[Data records]

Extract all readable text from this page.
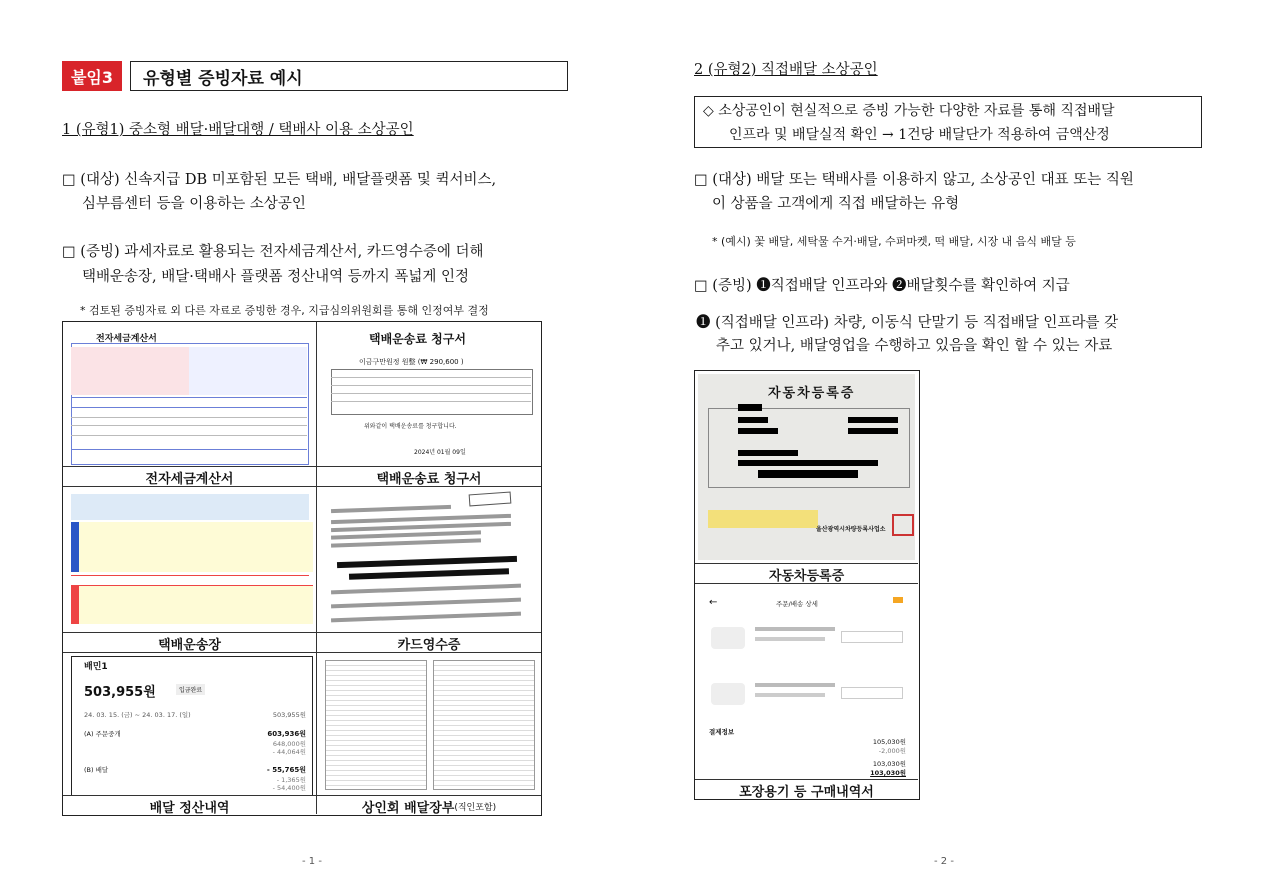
붙임3	유형별 증빙자료 예시
1 (유형1) 중소형 배달·배달대행 / 택배사 이용 소상공인
□ (대상) 신속지급 DB 미포함된 모든 택배, 배달플랫폼 및 퀵서비스,
심부름센터 등을 이용하는 소상공인
□ (증빙) 과세자료로 활용되는 전자세금계산서, 카드영수증에 더해
택배운송장, 배달·택배사 플랫폼 정산내역 등까지 폭넓게 인정
* 검토된 증빙자료 외 다른 자료로 증빙한 경우, 지급심의위원회를 통해 인정여부 결정
전자세금계산서	택배운송료 청구서
이금구만원정 원整 (₩ 290,600 )
위와같이 택배운송료를 청구합니다.
2024년 01월 09일
전자세금계산서	택배운송료 청구서
택배운송장	카드영수증
배민1
503,955원	입금완료
24. 03. 15. (금) ~ 24. 03. 17. (일)	503,955원
(A) 주문중개	603,936원
648,000원
- 44,064원
(B) 배달	- 55,765원
- 1,365원
- 54,400원
배달 정산내역	상인회 배달장부 (직인포함)
- 1 -
2 (유형2) 직접배달 소상공인
◇ 소상공인이 현실적으로 증빙 가능한 다양한 자료를 통해 직접배달
인프라 및 배달실적 확인 → 1건당 배달단가 적용하여 금액산정
□ (대상) 배달 또는 택배사를 이용하지 않고, 소상공인 대표 또는 직원
이 상품을 고객에게 직접 배달하는 유형
* (예시) 꽃 배달, 세탁물 수거·배달, 수퍼마켓, 떡 배달, 시장 내 음식 배달 등
□ (증빙) ❶직접배달 인프라와 ❷배달횟수를 확인하여 지급
❶ (직접배달 인프라) 차량, 이동식 단말기 등 직접배달 인프라를 갖
추고 있거나, 배달영업을 수행하고 있음을 확인 할 수 있는 자료
자동차등록증
울산광역시차량등록사업소
자동차등록증
←	주문/배송 상세
결제정보
105,030원
-2,000원
103,030원
103,030원
포장용기 등 구매내역서
- 2 -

# EXERCISE AIM
Reproduce the records above exactly, leaving out every picture they contain.

# SOLUTION BELOW
Extract all readable text from this page.
붙임3	유형별 증빙자료 예시
1 (유형1) 중소형 배달·배달대행 / 택배사 이용 소상공인
□ (대상) 신속지급 DB 미포함된 모든 택배, 배달플랫폼 및 퀵서비스,
심부름센터 등을 이용하는 소상공인
□ (증빙) 과세자료로 활용되는 전자세금계산서, 카드영수증에 더해
택배운송장, 배달·택배사 플랫폼 정산내역 등까지 폭넓게 인정
* 검토된 증빙자료 외 다른 자료로 증빙한 경우, 지급심의위원회를 통해 인정여부 결정
전자세금계산서	택배운송료 청구서
이금구만원정 원整 (₩ 290,600 )
위와같이 택배운송료를 청구합니다.
2024년 01월 09일
전자세금계산서	택배운송료 청구서
택배운송장	카드영수증
배민1
503,955원	입금완료
24. 03. 15. (금) ~ 24. 03. 17. (일)	503,955원
(A) 주문중개	603,936원
648,000원
- 44,064원
(B) 배달	- 55,765원
- 1,365원
- 54,400원
배달 정산내역	상인회 배달장부 (직인포함)
- 1 -
2 (유형2) 직접배달 소상공인
◇ 소상공인이 현실적으로 증빙 가능한 다양한 자료를 통해 직접배달
인프라 및 배달실적 확인 → 1건당 배달단가 적용하여 금액산정
□ (대상) 배달 또는 택배사를 이용하지 않고, 소상공인 대표 또는 직원
이 상품을 고객에게 직접 배달하는 유형
* (예시) 꽃 배달, 세탁물 수거·배달, 수퍼마켓, 떡 배달, 시장 내 음식 배달 등
□ (증빙) ❶직접배달 인프라와 ❷배달횟수를 확인하여 지급
❶ (직접배달 인프라) 차량, 이동식 단말기 등 직접배달 인프라를 갖
추고 있거나, 배달영업을 수행하고 있음을 확인 할 수 있는 자료
자동차등록증
울산광역시차량등록사업소
자동차등록증
←	주문/배송 상세
결제정보
105,030원
-2,000원
103,030원
103,030원
포장용기 등 구매내역서
- 2 -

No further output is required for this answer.